▸ **EXERCISE DIRECTIONS**:
In the copy, include every entry exactly but none of the images.

— begin WORKING DATA —

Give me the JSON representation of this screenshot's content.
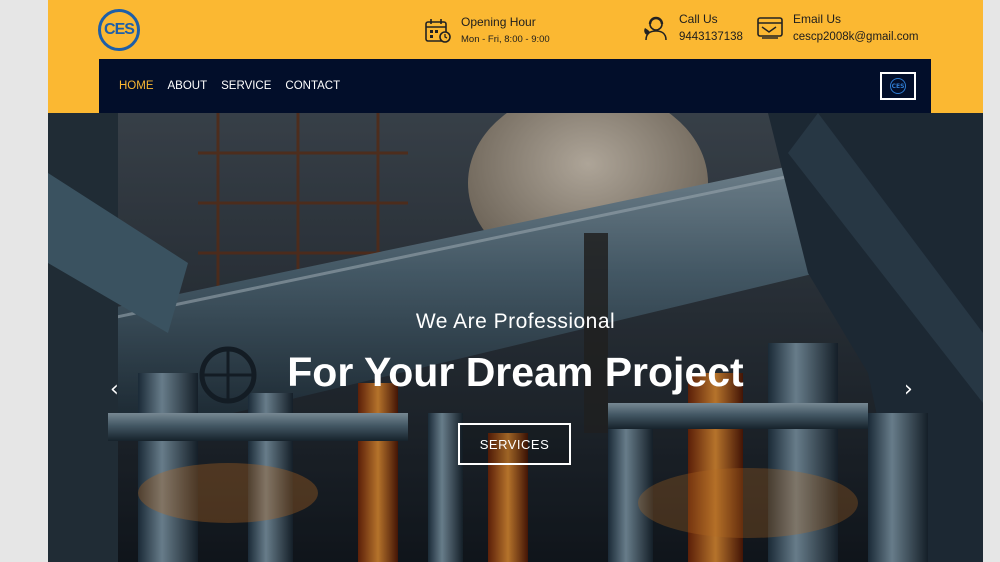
{
  "brand": {
    "logo_text": "CES"
  },
  "header": {
    "hours": {
      "icon": "calendar-icon",
      "title": "Opening Hour",
      "detail": "Mon - Fri, 8:00 - 9:00"
    },
    "call": {
      "icon": "phone-support-icon",
      "title": "Call Us",
      "detail": "9443137138"
    },
    "email": {
      "icon": "email-icon",
      "title": "Email Us",
      "detail": "cescp2008k@gmail.com"
    }
  },
  "nav": {
    "items": [
      "HOME",
      "ABOUT",
      "SERVICE",
      "CONTACT"
    ],
    "active": "HOME",
    "badge_text": "CES"
  },
  "hero": {
    "subtitle": "We Are Professional",
    "title": "For Your Dream Project",
    "button_label": "SERVICES",
    "prev_arrow": "‹",
    "next_arrow": "›"
  },
  "colors": {
    "accent": "#fbb832",
    "navbar": "#020e2a",
    "logo_blue": "#1e5fa8"
  }
}
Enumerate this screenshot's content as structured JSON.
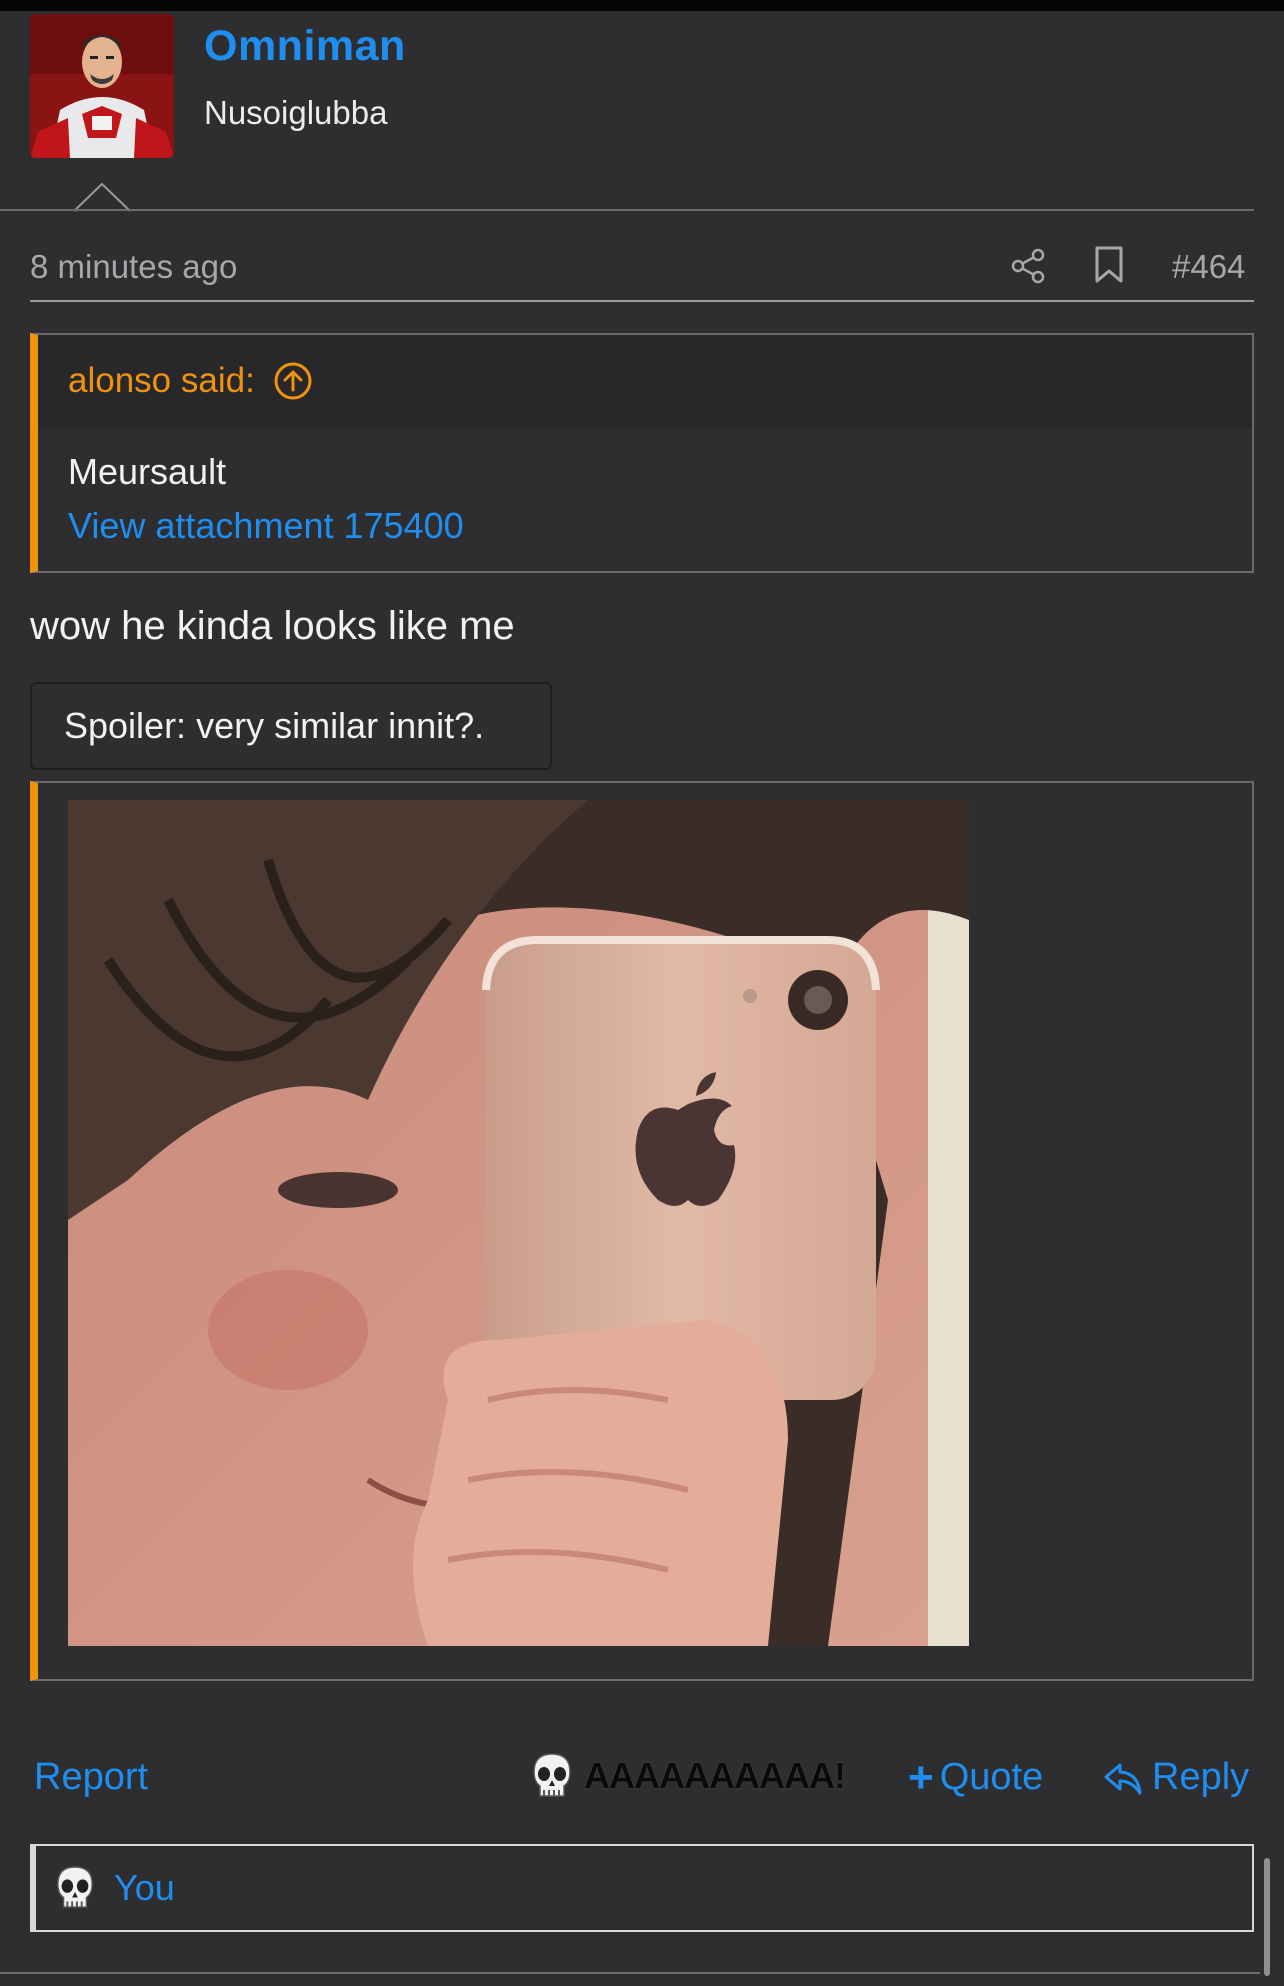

— end WORKING DATA —

▸ **RESULT**:
Give me the JSON representation of this screenshot's content.
{
  "brand": {
    "logo_text": "CES"
  },
  "header": {
    "hours": {
      "icon": "calendar-icon",
      "title": "Opening Hour",
      "detail": "Mon - Fri, 8:00 - 9:00"
    },
    "call": {
      "icon": "phone-support-icon",
      "title": "Call Us",
      "detail": "9443137138"
    },
    "email": {
      "icon": "email-icon",
      "title": "Email Us",
      "detail": "cescp2008k@gmail.com"
    }
  },
  "nav": {
    "items": [
      "HOME",
      "ABOUT",
      "SERVICE",
      "CONTACT"
    ],
    "active": "HOME",
    "badge_text": "CES"
  },
  "hero": {
    "subtitle": "We Are Professional",
    "title": "For Your Dream Project",
    "button_label": "SERVICES",
    "prev_arrow": "‹",
    "next_arrow": "›"
  },
  "colors": {
    "accent": "#fbb832",
    "navbar": "#020e2a",
    "logo_blue": "#1e5fa8"
  }
}
Enumerate this screenshot's content as structured JSON.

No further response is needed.